EXERCISE DATA

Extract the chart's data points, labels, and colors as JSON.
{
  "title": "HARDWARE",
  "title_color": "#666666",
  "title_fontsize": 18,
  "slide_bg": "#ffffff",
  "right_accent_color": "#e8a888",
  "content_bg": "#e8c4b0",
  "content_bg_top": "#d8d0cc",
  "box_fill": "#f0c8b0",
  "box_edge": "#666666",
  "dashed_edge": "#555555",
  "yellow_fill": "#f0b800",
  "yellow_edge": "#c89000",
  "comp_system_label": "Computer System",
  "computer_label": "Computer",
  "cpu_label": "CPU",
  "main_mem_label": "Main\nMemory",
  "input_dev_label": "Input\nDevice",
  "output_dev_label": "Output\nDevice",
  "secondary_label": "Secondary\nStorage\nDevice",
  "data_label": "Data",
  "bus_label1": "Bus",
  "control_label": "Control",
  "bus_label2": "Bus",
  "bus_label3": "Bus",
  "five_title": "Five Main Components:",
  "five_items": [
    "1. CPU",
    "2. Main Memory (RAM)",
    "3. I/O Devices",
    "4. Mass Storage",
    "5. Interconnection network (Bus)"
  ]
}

TASK DETAILS
Send back every record, precisely as written.

CORRECT OUTPUT
Extract the chart's data points, labels, and colors as JSON.
{
  "title": "HARDWARE",
  "title_color": "#666666",
  "title_fontsize": 18,
  "slide_bg": "#ffffff",
  "right_accent_color": "#e8a888",
  "content_bg": "#e8c4b0",
  "content_bg_top": "#d8d0cc",
  "box_fill": "#f0c8b0",
  "box_edge": "#666666",
  "dashed_edge": "#555555",
  "yellow_fill": "#f0b800",
  "yellow_edge": "#c89000",
  "comp_system_label": "Computer System",
  "computer_label": "Computer",
  "cpu_label": "CPU",
  "main_mem_label": "Main\nMemory",
  "input_dev_label": "Input\nDevice",
  "output_dev_label": "Output\nDevice",
  "secondary_label": "Secondary\nStorage\nDevice",
  "data_label": "Data",
  "bus_label1": "Bus",
  "control_label": "Control",
  "bus_label2": "Bus",
  "bus_label3": "Bus",
  "five_title": "Five Main Components:",
  "five_items": [
    "1. CPU",
    "2. Main Memory (RAM)",
    "3. I/O Devices",
    "4. Mass Storage",
    "5. Interconnection network (Bus)"
  ]
}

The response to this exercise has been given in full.